## start
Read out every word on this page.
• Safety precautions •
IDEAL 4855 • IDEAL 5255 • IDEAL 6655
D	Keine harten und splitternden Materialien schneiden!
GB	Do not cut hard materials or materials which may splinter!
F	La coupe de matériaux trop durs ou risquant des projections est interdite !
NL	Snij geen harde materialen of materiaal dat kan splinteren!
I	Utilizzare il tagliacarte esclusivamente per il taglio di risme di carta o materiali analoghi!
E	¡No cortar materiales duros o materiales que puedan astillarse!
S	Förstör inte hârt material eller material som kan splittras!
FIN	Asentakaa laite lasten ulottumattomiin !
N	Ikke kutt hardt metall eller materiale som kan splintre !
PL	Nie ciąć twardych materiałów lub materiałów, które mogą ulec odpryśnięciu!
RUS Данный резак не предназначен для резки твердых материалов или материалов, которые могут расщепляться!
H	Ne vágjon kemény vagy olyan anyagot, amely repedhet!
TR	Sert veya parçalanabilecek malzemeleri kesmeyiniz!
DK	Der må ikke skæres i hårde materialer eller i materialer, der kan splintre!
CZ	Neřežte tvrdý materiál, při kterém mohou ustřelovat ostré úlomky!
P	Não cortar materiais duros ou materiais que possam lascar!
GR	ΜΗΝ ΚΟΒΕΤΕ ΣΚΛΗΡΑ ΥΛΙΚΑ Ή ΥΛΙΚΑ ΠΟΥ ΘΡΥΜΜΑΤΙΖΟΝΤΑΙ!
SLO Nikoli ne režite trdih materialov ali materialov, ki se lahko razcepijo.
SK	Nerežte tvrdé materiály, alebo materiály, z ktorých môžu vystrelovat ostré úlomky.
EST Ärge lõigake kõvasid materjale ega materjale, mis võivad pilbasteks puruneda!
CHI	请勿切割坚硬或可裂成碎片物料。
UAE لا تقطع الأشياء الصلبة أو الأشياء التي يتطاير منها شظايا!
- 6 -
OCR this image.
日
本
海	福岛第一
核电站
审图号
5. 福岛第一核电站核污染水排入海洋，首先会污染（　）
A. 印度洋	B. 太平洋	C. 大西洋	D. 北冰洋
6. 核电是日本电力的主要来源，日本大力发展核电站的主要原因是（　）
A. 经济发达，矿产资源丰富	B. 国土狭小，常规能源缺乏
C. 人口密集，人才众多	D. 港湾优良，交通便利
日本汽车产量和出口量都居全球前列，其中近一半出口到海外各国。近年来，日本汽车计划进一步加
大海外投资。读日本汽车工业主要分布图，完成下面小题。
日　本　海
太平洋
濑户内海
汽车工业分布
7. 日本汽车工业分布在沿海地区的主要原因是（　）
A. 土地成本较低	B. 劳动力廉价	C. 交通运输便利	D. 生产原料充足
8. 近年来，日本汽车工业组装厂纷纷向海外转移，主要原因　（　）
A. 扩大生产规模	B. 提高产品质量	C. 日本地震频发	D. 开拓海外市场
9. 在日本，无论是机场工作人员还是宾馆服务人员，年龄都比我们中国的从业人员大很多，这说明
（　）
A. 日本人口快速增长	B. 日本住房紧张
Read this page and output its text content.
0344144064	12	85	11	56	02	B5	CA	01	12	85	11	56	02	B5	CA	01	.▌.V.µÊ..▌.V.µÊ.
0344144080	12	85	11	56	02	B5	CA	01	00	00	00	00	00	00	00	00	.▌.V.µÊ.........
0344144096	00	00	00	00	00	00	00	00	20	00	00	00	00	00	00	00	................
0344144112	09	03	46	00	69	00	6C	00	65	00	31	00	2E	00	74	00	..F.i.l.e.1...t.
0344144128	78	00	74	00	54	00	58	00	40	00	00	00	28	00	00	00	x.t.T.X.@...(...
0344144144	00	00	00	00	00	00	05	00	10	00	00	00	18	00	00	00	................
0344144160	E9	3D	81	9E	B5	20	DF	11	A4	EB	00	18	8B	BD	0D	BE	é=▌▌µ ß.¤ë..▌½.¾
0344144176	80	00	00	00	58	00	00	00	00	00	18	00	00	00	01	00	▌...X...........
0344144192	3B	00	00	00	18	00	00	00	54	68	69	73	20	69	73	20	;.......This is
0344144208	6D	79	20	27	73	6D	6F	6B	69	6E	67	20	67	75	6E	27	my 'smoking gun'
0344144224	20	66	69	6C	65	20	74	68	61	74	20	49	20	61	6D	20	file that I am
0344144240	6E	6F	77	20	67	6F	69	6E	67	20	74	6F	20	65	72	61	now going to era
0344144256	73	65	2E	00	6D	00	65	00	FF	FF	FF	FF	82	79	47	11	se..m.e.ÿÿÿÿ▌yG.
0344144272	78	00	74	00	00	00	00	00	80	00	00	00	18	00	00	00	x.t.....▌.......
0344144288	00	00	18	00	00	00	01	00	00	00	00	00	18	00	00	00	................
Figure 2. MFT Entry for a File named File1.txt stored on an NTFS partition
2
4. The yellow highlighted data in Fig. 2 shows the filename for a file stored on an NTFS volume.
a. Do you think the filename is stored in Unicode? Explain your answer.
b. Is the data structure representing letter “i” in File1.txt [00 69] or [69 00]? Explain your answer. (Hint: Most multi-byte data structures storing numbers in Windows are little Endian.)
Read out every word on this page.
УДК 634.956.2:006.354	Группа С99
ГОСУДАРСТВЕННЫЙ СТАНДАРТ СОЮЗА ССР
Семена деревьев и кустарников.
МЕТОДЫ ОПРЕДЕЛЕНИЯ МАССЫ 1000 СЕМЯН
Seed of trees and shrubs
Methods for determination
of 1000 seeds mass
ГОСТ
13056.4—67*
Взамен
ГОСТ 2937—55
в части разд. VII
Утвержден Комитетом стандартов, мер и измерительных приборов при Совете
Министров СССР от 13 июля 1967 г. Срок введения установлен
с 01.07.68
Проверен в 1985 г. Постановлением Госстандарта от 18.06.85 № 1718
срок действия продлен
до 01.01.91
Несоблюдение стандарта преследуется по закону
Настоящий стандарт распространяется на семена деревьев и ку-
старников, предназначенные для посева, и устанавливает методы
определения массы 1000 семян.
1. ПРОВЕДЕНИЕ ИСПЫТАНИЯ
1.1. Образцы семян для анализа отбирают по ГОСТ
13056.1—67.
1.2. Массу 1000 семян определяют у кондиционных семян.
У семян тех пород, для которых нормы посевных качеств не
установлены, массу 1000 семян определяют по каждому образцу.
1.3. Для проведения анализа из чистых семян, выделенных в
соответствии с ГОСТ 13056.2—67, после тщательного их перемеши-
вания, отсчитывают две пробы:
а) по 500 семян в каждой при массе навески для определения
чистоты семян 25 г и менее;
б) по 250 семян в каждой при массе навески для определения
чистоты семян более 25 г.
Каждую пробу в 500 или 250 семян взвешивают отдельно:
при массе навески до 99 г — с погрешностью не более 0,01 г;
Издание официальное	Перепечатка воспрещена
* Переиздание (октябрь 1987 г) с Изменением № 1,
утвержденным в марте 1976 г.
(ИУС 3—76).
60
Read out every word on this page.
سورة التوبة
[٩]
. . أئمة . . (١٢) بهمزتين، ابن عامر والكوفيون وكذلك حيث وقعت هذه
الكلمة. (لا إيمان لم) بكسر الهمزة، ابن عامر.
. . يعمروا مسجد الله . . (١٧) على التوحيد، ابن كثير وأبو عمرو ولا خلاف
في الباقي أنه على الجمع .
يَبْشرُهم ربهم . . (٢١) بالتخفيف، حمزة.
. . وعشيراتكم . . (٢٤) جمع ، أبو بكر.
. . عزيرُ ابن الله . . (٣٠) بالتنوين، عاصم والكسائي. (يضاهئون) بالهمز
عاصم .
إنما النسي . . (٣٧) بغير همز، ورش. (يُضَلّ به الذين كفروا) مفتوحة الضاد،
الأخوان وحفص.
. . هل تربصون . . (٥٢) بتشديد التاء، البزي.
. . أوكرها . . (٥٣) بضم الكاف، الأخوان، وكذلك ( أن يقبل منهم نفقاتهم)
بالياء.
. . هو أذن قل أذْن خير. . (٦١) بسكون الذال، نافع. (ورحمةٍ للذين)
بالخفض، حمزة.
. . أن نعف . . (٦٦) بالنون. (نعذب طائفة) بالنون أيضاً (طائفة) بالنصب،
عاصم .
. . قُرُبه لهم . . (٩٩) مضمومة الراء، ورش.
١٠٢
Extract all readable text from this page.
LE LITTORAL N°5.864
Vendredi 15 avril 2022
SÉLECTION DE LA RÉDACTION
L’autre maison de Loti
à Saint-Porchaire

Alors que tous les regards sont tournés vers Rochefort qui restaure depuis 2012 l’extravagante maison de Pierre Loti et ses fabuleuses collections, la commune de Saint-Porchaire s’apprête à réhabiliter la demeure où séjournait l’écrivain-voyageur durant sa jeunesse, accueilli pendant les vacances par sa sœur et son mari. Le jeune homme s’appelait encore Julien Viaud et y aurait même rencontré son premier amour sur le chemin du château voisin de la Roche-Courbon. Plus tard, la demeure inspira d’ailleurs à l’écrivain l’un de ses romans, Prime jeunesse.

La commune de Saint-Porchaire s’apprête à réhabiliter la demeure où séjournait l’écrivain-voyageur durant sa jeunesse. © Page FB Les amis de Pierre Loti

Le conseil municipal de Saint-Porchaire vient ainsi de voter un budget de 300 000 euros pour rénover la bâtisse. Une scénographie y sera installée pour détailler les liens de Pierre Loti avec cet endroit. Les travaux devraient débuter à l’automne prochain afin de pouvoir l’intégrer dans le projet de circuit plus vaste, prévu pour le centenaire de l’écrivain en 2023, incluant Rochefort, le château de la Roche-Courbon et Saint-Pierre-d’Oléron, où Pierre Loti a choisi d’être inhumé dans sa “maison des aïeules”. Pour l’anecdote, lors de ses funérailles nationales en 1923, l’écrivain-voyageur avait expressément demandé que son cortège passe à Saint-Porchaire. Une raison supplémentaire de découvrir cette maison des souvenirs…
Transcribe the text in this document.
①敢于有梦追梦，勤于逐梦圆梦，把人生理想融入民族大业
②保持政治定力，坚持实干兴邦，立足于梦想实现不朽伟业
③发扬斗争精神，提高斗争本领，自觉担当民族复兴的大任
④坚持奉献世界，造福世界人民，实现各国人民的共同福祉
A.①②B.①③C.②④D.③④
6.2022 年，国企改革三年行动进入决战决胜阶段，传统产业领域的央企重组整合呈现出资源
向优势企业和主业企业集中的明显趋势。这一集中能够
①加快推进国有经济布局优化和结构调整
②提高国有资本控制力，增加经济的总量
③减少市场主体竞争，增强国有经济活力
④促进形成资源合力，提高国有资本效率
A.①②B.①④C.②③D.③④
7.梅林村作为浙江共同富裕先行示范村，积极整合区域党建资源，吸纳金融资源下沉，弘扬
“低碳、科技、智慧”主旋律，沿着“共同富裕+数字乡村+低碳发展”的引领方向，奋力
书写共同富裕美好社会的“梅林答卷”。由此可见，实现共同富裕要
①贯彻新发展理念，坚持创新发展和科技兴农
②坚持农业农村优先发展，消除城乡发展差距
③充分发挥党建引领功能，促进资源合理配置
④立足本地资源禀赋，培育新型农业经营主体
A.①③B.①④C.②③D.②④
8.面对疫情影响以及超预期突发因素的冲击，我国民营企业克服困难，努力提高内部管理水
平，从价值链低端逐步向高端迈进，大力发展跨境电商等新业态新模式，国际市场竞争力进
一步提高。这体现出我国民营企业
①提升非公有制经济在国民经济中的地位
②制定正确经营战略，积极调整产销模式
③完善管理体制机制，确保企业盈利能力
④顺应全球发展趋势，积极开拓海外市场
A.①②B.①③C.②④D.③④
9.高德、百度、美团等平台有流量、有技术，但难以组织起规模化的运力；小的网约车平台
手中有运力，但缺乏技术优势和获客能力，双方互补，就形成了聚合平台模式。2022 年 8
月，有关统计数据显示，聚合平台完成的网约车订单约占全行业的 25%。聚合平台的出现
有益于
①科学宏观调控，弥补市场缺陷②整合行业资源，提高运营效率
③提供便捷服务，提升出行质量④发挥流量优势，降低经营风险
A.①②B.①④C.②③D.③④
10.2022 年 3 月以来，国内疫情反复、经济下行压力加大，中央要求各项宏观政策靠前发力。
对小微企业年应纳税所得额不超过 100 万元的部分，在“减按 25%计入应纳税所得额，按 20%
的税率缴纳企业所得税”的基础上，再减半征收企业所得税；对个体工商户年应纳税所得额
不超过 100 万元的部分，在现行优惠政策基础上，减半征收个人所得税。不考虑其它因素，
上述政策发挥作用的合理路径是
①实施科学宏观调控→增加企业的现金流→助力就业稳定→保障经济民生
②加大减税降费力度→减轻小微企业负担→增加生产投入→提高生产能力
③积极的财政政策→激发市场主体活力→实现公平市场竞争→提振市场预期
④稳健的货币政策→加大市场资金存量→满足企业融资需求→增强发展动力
## end
Given instruction: Copy the lines from the entries above in which the word "jeunesse" appears.

Answer to the exercise:
Alors que tous les regards sont tournés vers Rochefort qui restaure depuis 2012 l’extravagante maison de Pierre Loti et ses fabuleuses collections, la commune de Saint-Porchaire s’apprête à réhabiliter la demeure où séjournait l’écrivain-voyageur durant sa jeunesse, accueilli pendant les vacances par sa sœur et son mari. Le jeune homme s’appelait encore Julien Viaud et y aurait même rencontré son premier amour sur le chemin du château voisin de la Roche-Courbon. Plus tard, la demeure inspira d’ailleurs à l’écrivain l’un de ses romans, Prime jeunesse.
La commune de Saint-Porchaire s’apprête à réhabiliter la demeure où séjournait l’écrivain-voyageur durant sa jeunesse. © Page FB Les amis de Pierre Loti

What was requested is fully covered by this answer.